[AIM OF THE EXERCISE]:
Transcribe the entries that follow, word for word.

[ENTRIES]:

■ ■ ■ ■ ■

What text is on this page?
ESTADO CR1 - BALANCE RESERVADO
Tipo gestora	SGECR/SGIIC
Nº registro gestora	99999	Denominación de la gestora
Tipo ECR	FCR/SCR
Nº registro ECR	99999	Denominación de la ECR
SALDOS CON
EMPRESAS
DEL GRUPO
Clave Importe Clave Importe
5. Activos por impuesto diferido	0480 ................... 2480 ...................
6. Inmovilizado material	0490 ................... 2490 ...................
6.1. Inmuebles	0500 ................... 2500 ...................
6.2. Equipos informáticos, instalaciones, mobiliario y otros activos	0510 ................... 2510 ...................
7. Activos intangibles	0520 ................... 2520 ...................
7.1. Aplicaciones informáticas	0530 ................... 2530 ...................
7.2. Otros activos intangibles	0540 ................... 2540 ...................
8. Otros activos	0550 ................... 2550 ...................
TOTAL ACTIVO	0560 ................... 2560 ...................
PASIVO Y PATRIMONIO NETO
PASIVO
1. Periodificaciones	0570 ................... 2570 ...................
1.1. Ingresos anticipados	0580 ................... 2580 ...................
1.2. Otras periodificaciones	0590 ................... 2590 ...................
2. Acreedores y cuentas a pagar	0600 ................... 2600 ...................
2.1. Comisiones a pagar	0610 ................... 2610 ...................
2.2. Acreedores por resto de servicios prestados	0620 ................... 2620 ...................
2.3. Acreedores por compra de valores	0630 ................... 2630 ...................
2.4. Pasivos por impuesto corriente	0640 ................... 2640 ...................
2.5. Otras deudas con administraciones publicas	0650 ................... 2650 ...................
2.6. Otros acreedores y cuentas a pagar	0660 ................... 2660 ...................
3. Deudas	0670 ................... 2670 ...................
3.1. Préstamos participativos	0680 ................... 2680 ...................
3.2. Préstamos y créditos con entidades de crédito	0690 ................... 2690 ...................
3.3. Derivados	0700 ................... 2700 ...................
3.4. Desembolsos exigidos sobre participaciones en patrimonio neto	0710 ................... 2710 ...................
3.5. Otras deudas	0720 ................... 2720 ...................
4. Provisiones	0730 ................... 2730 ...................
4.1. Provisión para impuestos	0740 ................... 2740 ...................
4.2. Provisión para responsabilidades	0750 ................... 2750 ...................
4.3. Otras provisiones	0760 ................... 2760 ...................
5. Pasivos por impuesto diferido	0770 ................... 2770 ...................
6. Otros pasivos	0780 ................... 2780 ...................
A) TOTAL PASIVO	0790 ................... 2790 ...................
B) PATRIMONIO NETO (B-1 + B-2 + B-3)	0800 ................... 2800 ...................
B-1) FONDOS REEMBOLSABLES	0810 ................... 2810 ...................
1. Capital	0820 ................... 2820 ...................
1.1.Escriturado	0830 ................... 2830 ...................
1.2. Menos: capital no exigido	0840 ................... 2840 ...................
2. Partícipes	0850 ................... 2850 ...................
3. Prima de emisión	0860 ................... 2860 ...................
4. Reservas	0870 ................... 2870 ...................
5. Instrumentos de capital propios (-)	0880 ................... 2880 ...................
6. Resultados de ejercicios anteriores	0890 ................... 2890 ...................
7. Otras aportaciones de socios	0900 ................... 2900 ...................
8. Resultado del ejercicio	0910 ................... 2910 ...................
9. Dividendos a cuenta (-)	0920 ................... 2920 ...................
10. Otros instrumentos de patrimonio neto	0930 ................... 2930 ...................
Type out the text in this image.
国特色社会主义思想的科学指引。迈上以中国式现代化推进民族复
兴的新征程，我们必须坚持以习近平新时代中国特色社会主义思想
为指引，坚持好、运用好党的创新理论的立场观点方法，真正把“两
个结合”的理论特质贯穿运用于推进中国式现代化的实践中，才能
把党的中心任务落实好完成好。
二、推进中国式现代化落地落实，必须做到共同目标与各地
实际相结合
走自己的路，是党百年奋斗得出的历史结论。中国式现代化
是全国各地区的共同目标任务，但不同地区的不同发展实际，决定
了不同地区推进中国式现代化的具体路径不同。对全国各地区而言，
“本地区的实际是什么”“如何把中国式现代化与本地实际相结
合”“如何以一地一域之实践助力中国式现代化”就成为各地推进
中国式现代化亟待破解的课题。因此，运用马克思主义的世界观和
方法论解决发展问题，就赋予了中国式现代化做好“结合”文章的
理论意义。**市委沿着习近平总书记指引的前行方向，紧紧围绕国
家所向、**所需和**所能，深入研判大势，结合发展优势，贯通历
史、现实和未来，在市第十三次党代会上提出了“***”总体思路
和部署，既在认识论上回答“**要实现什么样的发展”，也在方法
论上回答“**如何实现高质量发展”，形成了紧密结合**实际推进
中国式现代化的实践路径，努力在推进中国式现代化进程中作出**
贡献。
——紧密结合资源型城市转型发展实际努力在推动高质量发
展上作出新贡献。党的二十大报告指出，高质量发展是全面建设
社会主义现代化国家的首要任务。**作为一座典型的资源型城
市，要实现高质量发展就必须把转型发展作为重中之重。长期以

■ ■ ■ ■ ■

[EXERCISE OUTPUT]:
What text is on this page?
ESTADO CR1 - BALANCE RESERVADO
Tipo gestora	SGECR/SGIIC
Nº registro gestora	99999	Denominación de la gestora
Tipo ECR	FCR/SCR
Nº registro ECR	99999	Denominación de la ECR
SALDOS CON
EMPRESAS
DEL GRUPO
Clave Importe Clave Importe
5. Activos por impuesto diferido	0480 ................... 2480 ...................
6. Inmovilizado material	0490 ................... 2490 ...................
6.1. Inmuebles	0500 ................... 2500 ...................
6.2. Equipos informáticos, instalaciones, mobiliario y otros activos	0510 ................... 2510 ...................
7. Activos intangibles	0520 ................... 2520 ...................
7.1. Aplicaciones informáticas	0530 ................... 2530 ...................
7.2. Otros activos intangibles	0540 ................... 2540 ...................
8. Otros activos	0550 ................... 2550 ...................
TOTAL ACTIVO	0560 ................... 2560 ...................
PASIVO Y PATRIMONIO NETO
PASIVO
1. Periodificaciones	0570 ................... 2570 ...................
1.1. Ingresos anticipados	0580 ................... 2580 ...................
1.2. Otras periodificaciones	0590 ................... 2590 ...................
2. Acreedores y cuentas a pagar	0600 ................... 2600 ...................
2.1. Comisiones a pagar	0610 ................... 2610 ...................
2.2. Acreedores por resto de servicios prestados	0620 ................... 2620 ...................
2.3. Acreedores por compra de valores	0630 ................... 2630 ...................
2.4. Pasivos por impuesto corriente	0640 ................... 2640 ...................
2.5. Otras deudas con administraciones publicas	0650 ................... 2650 ...................
2.6. Otros acreedores y cuentas a pagar	0660 ................... 2660 ...................
3. Deudas	0670 ................... 2670 ...................
3.1. Préstamos participativos	0680 ................... 2680 ...................
3.2. Préstamos y créditos con entidades de crédito	0690 ................... 2690 ...................
3.3. Derivados	0700 ................... 2700 ...................
3.4. Desembolsos exigidos sobre participaciones en patrimonio neto	0710 ................... 2710 ...................
3.5. Otras deudas	0720 ................... 2720 ...................
4. Provisiones	0730 ................... 2730 ...................
4.1. Provisión para impuestos	0740 ................... 2740 ...................
4.2. Provisión para responsabilidades	0750 ................... 2750 ...................
4.3. Otras provisiones	0760 ................... 2760 ...................
5. Pasivos por impuesto diferido	0770 ................... 2770 ...................
6. Otros pasivos	0780 ................... 2780 ...................
A) TOTAL PASIVO	0790 ................... 2790 ...................
B) PATRIMONIO NETO (B-1 + B-2 + B-3)	0800 ................... 2800 ...................
B-1) FONDOS REEMBOLSABLES	0810 ................... 2810 ...................
1. Capital	0820 ................... 2820 ...................
1.1.Escriturado	0830 ................... 2830 ...................
1.2. Menos: capital no exigido	0840 ................... 2840 ...................
2. Partícipes	0850 ................... 2850 ...................
3. Prima de emisión	0860 ................... 2860 ...................
4. Reservas	0870 ................... 2870 ...................
5. Instrumentos de capital propios (-)	0880 ................... 2880 ...................
6. Resultados de ejercicios anteriores	0890 ................... 2890 ...................
7. Otras aportaciones de socios	0900 ................... 2900 ...................
8. Resultado del ejercicio	0910 ................... 2910 ...................
9. Dividendos a cuenta (-)	0920 ................... 2920 ...................
10. Otros instrumentos de patrimonio neto	0930 ................... 2930 ...................
Type out the text in this image.
国特色社会主义思想的科学指引。迈上以中国式现代化推进民族复
兴的新征程，我们必须坚持以习近平新时代中国特色社会主义思想
为指引，坚持好、运用好党的创新理论的立场观点方法，真正把“两
个结合”的理论特质贯穿运用于推进中国式现代化的实践中，才能
把党的中心任务落实好完成好。
二、推进中国式现代化落地落实，必须做到共同目标与各地
实际相结合
走自己的路，是党百年奋斗得出的历史结论。中国式现代化
是全国各地区的共同目标任务，但不同地区的不同发展实际，决定
了不同地区推进中国式现代化的具体路径不同。对全国各地区而言，
“本地区的实际是什么”“如何把中国式现代化与本地实际相结
合”“如何以一地一域之实践助力中国式现代化”就成为各地推进
中国式现代化亟待破解的课题。因此，运用马克思主义的世界观和
方法论解决发展问题，就赋予了中国式现代化做好“结合”文章的
理论意义。**市委沿着习近平总书记指引的前行方向，紧紧围绕国
家所向、**所需和**所能，深入研判大势，结合发展优势，贯通历
史、现实和未来，在市第十三次党代会上提出了“***”总体思路
和部署，既在认识论上回答“**要实现什么样的发展”，也在方法
论上回答“**如何实现高质量发展”，形成了紧密结合**实际推进
中国式现代化的实践路径，努力在推进中国式现代化进程中作出**
贡献。
——紧密结合资源型城市转型发展实际努力在推动高质量发
展上作出新贡献。党的二十大报告指出，高质量发展是全面建设
社会主义现代化国家的首要任务。**作为一座典型的资源型城
市，要实现高质量发展就必须把转型发展作为重中之重。长期以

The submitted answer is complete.